• _Task requirements_
#1 According to the judgment extract, on what Convention right was P's claim based?
#2 Reproduce the passage of the judgment extract between "None of the" and "of an injunction.", inclusive.

None of the foregoing assumptions are factually correct. The LAA’s mistake does explain the funding decision of 8 February 2016, set out at paragraph 38 above, to permit P to bring a claim for a declaration for breach of an injunction.

 

  • P’s claim is and was always based upon his Art. 8 Convention right to respect for his private and family life. The claim had nothing to do with the declaratory relief granted to P in the wardship proceedings. This court was not notified of that alleged breach (now admitted) by an employee of the local authority which it should have been because P is a ward of this court and because of the adverse consequences of the wrongful disclosure on P. Furthermore the wrongful disclosure, insofar as it is relevant, was made to third parties and not to P’s adoptive parents. The local authority asserts that the third parties did not, in fact, pass on the disclosed information to P’s adoptive parents.
  • Seventh, with reference to paragraphs 64(h) and (i) above, in light of the correct factual matrix set out above I am not satisfied that the (unfunded) HRA claim in which damages are sought could be said to be “recovered in proceedings in connection with which legal services were provided” (i.e. the funded wardship proceedings). I go further, I am wholly satisfied that the damages resulting from the HRA claim are not “recovered in proceedings in connection with which legal services were provided”. There is no legal or factual connection between the wardship proceedings and P’s HRA claim.
  • The mere fact that P’s counsel in submission referred to the case of Re L(Care Proceedings: Human Rights Claims) [2003] 2 FLR 160 which advises that HRA claims may or should be made in existing proceedings, does not require this court to conclude that P must or may only make a HRA claim in ongoing wardship proceedings. No claim form was issued. The HRA claim and the quantum of damages were settled before a claim was issued. As referred to in paragraphs 58 and 59 above, rr. 21.10 and 8 of the CPR set out the appropriate procedure when a settlement is reached concerning a child or young person prior to the issue of proceedings.

• _Records supplied_
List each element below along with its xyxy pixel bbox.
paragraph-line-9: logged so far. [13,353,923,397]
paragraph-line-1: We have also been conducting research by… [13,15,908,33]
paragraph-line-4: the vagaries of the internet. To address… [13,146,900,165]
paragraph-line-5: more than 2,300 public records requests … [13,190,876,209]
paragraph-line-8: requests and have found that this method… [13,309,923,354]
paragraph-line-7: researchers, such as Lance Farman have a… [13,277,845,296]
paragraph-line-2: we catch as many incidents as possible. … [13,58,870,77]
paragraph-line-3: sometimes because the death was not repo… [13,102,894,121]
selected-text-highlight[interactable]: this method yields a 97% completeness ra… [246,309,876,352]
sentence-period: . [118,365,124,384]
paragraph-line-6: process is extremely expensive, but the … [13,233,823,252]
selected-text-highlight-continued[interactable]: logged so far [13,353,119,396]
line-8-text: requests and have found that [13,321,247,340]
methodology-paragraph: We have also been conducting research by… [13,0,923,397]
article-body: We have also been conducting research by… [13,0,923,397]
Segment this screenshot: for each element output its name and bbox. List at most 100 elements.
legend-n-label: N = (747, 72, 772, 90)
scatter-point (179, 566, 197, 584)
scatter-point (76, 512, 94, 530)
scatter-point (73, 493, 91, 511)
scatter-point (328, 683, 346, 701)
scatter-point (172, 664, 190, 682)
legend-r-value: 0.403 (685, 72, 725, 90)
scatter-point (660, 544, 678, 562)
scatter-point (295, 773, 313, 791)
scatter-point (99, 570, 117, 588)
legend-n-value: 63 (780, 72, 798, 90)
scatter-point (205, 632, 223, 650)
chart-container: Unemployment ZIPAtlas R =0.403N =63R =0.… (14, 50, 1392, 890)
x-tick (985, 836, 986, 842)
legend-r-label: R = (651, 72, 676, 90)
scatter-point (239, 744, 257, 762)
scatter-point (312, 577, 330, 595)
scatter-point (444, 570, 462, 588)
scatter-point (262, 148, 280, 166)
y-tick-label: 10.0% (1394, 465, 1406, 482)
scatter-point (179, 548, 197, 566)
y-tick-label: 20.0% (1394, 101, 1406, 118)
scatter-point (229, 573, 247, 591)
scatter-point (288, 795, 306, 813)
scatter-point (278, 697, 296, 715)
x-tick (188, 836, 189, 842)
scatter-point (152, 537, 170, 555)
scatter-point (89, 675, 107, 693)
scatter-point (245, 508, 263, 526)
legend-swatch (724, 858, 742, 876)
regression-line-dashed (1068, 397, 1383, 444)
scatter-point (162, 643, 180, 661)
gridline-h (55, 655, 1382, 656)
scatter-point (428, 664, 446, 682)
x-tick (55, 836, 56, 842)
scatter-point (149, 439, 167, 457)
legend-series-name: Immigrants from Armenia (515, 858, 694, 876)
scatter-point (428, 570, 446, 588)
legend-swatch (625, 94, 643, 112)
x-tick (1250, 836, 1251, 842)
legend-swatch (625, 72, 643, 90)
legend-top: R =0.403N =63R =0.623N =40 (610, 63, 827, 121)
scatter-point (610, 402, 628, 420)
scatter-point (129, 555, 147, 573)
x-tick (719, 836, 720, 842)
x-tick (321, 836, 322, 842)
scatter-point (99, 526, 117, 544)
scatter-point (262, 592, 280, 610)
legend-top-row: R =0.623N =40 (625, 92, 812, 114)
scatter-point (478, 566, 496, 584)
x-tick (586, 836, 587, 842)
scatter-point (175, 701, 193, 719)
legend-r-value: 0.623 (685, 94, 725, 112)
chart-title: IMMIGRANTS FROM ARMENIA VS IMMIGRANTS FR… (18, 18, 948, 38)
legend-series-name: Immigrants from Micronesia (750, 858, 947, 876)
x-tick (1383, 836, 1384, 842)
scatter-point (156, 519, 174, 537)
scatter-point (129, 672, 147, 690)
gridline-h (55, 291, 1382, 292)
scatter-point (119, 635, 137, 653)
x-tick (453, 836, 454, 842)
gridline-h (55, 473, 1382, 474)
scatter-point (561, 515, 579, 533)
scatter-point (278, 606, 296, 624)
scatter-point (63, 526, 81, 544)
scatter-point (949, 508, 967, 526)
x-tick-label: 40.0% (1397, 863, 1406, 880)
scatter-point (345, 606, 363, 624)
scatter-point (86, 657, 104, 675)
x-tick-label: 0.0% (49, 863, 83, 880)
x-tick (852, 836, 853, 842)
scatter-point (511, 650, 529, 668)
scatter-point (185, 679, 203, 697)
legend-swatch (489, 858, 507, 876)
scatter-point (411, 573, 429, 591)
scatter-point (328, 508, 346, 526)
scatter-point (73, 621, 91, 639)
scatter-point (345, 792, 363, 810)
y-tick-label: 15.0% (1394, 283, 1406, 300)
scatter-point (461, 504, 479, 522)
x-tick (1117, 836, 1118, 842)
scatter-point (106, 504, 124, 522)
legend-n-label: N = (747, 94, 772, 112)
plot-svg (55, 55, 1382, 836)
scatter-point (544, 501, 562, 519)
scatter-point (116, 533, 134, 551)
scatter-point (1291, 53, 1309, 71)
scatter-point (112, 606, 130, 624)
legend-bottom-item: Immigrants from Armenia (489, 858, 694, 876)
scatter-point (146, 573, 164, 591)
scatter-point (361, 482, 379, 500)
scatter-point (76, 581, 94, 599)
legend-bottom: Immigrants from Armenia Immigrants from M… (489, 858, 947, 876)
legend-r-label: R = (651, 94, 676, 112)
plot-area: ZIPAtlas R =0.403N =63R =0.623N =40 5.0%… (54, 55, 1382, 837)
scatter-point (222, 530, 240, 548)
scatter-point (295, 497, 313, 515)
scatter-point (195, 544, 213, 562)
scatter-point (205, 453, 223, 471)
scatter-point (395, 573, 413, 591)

• _Results of the tasks_
#1 P's claim was based on his Article 8 Convention right to respect for his private and family life.

#2
None of the foregoing assumptions are factually correct. The LAA’s mistake does explain the funding decision of 8 February 2016, set out at paragraph 38 above, to permit P to bring a claim for a declaration for breach of an injunction.